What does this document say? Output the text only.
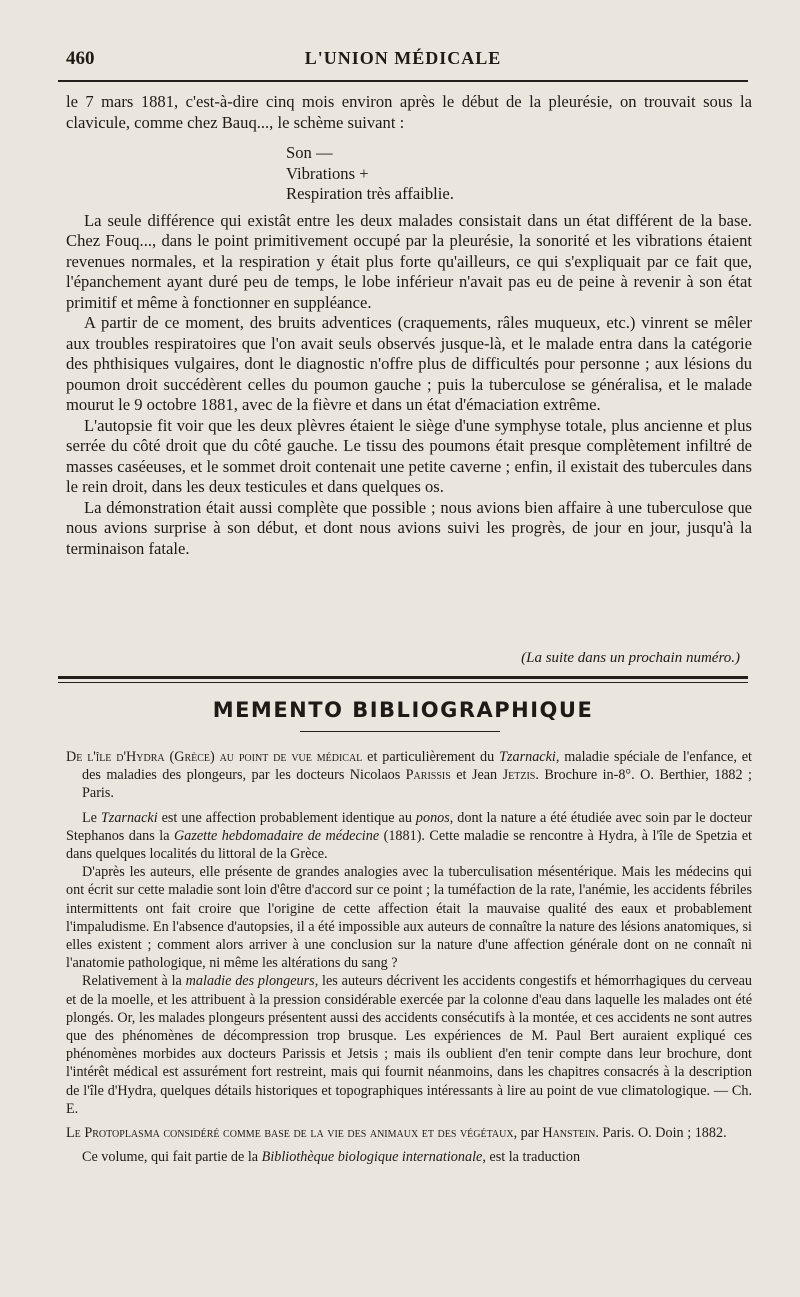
460	L'UNION MÉDICALE

le 7 mars 1881, c'est-à-dire cinq mois environ après le début de la pleurésie, on trouvait sous la clavicule, comme chez Bauq..., le schème suivant :

Son —
Vibrations +
Respiration très affaiblie.

La seule différence qui existât entre les deux malades consistait dans un état différent de la base. Chez Fouq..., dans le point primitivement occupé par la pleurésie, la sonorité et les vibrations étaient revenues normales, et la respiration y était plus forte qu'ailleurs, ce qui s'expliquait par ce fait que, l'épanchement ayant duré peu de temps, le lobe inférieur n'avait pas eu de peine à revenir à son état primitif et même à fonctionner en suppléance.

A partir de ce moment, des bruits adventices (craquements, râles muqueux, etc.) vinrent se mêler aux troubles respiratoires que l'on avait seuls observés jusque-là, et le malade entra dans la catégorie des phthisiques vulgaires, dont le diagnostic n'offre plus de difficultés pour personne ; aux lésions du poumon droit succédèrent celles du poumon gauche ; puis la tuberculose se généralisa, et le malade mourut le 9 octobre 1881, avec de la fièvre et dans un état d'émaciation extrême.

L'autopsie fit voir que les deux plèvres étaient le siège d'une symphyse totale, plus ancienne et plus serrée du côté droit que du côté gauche. Le tissu des poumons était presque complètement infiltré de masses caséeuses, et le sommet droit contenait une petite caverne ; enfin, il existait des tubercules dans le rein droit, dans les deux testicules et dans quelques os.

La démonstration était aussi complète que possible ; nous avions bien affaire à une tuberculose que nous avions surprise à son début, et dont nous avions suivi les progrès, de jour en jour, jusqu'à la terminaison fatale.

(La suite dans un prochain numéro.)
MEMENTO BIBLIOGRAPHIQUE

De l'île d'Hydra (Grèce) au point de vue médical et particulièrement du Tzarnacki, maladie spéciale de l'enfance, et des maladies des plongeurs, par les docteurs Nicolaos Parissis et Jean Jetzis. Brochure in-8°. O. Berthier, 1882 ; Paris.

Le Tzarnacki est une affection probablement identique au ponos, dont la nature a été étudiée avec soin par le docteur Stephanos dans la Gazette hebdomadaire de médecine (1881). Cette maladie se rencontre à Hydra, à l'île de Spetzia et dans quelques localités du littoral de la Grèce.

D'après les auteurs, elle présente de grandes analogies avec la tuberculisation mésentérique. Mais les médecins qui ont écrit sur cette maladie sont loin d'être d'accord sur ce point ; la tuméfaction de la rate, l'anémie, les accidents fébriles intermittents ont fait croire que l'origine de cette affection était la mauvaise qualité des eaux et probablement l'impaludisme. En l'absence d'autopsies, il a été impossible aux auteurs de connaître la nature des lésions anatomiques, si elles existent ; comment alors arriver à une conclusion sur la nature d'une affection générale dont on ne connaît ni l'anatomie pathologique, ni même les altérations du sang ?

Relativement à la maladie des plongeurs, les auteurs décrivent les accidents congestifs et hémorrhagiques du cerveau et de la moelle, et les attribuent à la pression considérable exercée par la colonne d'eau dans laquelle les malades ont été plongés. Or, les malades plongeurs présentent aussi des accidents consécutifs à la montée, et ces accidents ne sont autres que des phénomènes de décompression trop brusque. Les expériences de M. Paul Bert auraient expliqué ces phénomènes morbides aux docteurs Parissis et Jetsis ; mais ils oublient d'en tenir compte dans leur brochure, dont l'intérêt médical est assurément fort restreint, mais qui fournit néanmoins, dans les chapitres consacrés à la description de l'île d'Hydra, quelques détails historiques et topographiques intéressants à lire au point de vue climatologique. — Ch. E.

Le Protoplasma considéré comme base de la vie des animaux et des végétaux, par Hanstein. Paris. O. Doin ; 1882.

Ce volume, qui fait partie de la Bibliothèque biologique internationale, est la traduction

+++++

## Given problem:
In the records above, how many lines include the string "étaient"? Answer with only the number.

## Output:
2